Each line below should be reproduced without any alteration.

─── DATASET EXCERPTS

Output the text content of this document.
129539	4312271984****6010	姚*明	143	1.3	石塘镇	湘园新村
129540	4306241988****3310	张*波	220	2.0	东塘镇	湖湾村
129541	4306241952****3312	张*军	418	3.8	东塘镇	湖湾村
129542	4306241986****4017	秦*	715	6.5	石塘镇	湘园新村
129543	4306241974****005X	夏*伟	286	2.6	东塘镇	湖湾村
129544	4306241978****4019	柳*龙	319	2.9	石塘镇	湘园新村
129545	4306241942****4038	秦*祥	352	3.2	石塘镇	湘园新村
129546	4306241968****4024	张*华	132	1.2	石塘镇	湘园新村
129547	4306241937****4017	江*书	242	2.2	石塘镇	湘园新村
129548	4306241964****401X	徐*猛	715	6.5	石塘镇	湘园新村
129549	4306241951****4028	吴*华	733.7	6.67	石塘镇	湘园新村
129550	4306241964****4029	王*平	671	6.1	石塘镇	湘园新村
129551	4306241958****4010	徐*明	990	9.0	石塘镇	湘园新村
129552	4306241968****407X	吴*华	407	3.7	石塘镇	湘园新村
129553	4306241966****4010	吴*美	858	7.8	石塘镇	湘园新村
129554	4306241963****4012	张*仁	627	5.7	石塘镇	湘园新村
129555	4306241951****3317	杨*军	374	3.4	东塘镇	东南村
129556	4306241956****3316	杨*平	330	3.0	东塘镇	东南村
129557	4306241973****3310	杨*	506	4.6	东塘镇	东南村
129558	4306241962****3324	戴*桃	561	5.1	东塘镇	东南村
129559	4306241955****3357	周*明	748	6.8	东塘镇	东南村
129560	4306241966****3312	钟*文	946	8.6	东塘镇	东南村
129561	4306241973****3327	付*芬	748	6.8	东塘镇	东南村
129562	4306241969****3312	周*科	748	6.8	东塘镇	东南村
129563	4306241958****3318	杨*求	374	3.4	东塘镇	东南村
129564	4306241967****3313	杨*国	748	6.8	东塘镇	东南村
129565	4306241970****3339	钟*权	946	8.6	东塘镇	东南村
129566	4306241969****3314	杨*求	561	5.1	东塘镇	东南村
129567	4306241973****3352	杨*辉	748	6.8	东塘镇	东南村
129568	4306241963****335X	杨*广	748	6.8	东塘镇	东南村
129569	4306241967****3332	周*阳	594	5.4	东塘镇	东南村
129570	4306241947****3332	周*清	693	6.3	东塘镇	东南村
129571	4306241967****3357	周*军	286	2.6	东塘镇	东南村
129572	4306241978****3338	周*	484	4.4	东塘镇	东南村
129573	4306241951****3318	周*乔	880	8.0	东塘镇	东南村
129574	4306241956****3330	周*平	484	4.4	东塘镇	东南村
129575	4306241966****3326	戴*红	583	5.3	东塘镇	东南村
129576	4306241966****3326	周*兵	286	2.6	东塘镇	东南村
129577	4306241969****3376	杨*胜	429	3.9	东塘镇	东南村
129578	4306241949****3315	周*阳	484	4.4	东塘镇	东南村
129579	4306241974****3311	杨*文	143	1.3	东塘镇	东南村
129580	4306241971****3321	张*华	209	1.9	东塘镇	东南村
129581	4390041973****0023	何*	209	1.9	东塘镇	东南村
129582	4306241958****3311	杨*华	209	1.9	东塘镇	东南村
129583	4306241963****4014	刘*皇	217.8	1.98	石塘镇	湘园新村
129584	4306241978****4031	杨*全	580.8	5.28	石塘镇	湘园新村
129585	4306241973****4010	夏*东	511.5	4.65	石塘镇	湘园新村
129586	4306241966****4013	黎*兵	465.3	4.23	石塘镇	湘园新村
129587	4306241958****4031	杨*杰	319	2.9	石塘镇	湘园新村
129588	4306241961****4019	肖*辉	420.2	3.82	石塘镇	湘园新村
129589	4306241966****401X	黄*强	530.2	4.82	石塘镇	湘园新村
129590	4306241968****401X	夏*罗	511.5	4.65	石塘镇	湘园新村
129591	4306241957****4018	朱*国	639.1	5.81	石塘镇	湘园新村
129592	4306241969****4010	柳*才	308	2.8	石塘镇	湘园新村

──────

* _WORKED ANSWER_
Output the text content of this document.
129539	4312271984****6010	姚*明	143	1.3	石塘镇	湘园新村
129540	4306241988****3310	张*波	220	2.0	东塘镇	湖湾村
129541	4306241952****3312	张*军	418	3.8	东塘镇	湖湾村
129542	4306241986****4017	秦*	715	6.5	石塘镇	湘园新村
129543	4306241974****005X	夏*伟	286	2.6	东塘镇	湖湾村
129544	4306241978****4019	柳*龙	319	2.9	石塘镇	湘园新村
129545	4306241942****4038	秦*祥	352	3.2	石塘镇	湘园新村
129546	4306241968****4024	张*华	132	1.2	石塘镇	湘园新村
129547	4306241937****4017	江*书	242	2.2	石塘镇	湘园新村
129548	4306241964****401X	徐*猛	715	6.5	石塘镇	湘园新村
129549	4306241951****4028	吴*华	733.7	6.67	石塘镇	湘园新村
129550	4306241964****4029	王*平	671	6.1	石塘镇	湘园新村
129551	4306241958****4010	徐*明	990	9.0	石塘镇	湘园新村
129552	4306241968****407X	吴*华	407	3.7	石塘镇	湘园新村
129553	4306241966****4010	吴*美	858	7.8	石塘镇	湘园新村
129554	4306241963****4012	张*仁	627	5.7	石塘镇	湘园新村
129555	4306241951****3317	杨*军	374	3.4	东塘镇	东南村
129556	4306241956****3316	杨*平	330	3.0	东塘镇	东南村
129557	4306241973****3310	杨*	506	4.6	东塘镇	东南村
129558	4306241962****3324	戴*桃	561	5.1	东塘镇	东南村
129559	4306241955****3357	周*明	748	6.8	东塘镇	东南村
129560	4306241966****3312	钟*文	946	8.6	东塘镇	东南村
129561	4306241973****3327	付*芬	748	6.8	东塘镇	东南村
129562	4306241969****3312	周*科	748	6.8	东塘镇	东南村
129563	4306241958****3318	杨*求	374	3.4	东塘镇	东南村
129564	4306241967****3313	杨*国	748	6.8	东塘镇	东南村
129565	4306241970****3339	钟*权	946	8.6	东塘镇	东南村
129566	4306241969****3314	杨*求	561	5.1	东塘镇	东南村
129567	4306241973****3352	杨*辉	748	6.8	东塘镇	东南村
129568	4306241963****335X	杨*广	748	6.8	东塘镇	东南村
129569	4306241967****3332	周*阳	594	5.4	东塘镇	东南村
129570	4306241947****3332	周*清	693	6.3	东塘镇	东南村
129571	4306241967****3357	周*军	286	2.6	东塘镇	东南村
129572	4306241978****3338	周*	484	4.4	东塘镇	东南村
129573	4306241951****3318	周*乔	880	8.0	东塘镇	东南村
129574	4306241956****3330	周*平	484	4.4	东塘镇	东南村
129575	4306241966****3326	戴*红	583	5.3	东塘镇	东南村
129576	4306241966****3326	周*兵	286	2.6	东塘镇	东南村
129577	4306241969****3376	杨*胜	429	3.9	东塘镇	东南村
129578	4306241949****3315	周*阳	484	4.4	东塘镇	东南村
129579	4306241974****3311	杨*文	143	1.3	东塘镇	东南村
129580	4306241971****3321	张*华	209	1.9	东塘镇	东南村
129581	4390041973****0023	何*	209	1.9	东塘镇	东南村
129582	4306241958****3311	杨*华	209	1.9	东塘镇	东南村
129583	4306241963****4014	刘*皇	217.8	1.98	石塘镇	湘园新村
129584	4306241978****4031	杨*全	580.8	5.28	石塘镇	湘园新村
129585	4306241973****4010	夏*东	511.5	4.65	石塘镇	湘园新村
129586	4306241966****4013	黎*兵	465.3	4.23	石塘镇	湘园新村
129587	4306241958****4031	杨*杰	319	2.9	石塘镇	湘园新村
129588	4306241961****4019	肖*辉	420.2	3.82	石塘镇	湘园新村
129589	4306241966****401X	黄*强	530.2	4.82	石塘镇	湘园新村
129590	4306241968****401X	夏*罗	511.5	4.65	石塘镇	湘园新村
129591	4306241957****4018	朱*国	639.1	5.81	石塘镇	湘园新村
129592	4306241969****4010	柳*才	308	2.8	石塘镇	湘园新村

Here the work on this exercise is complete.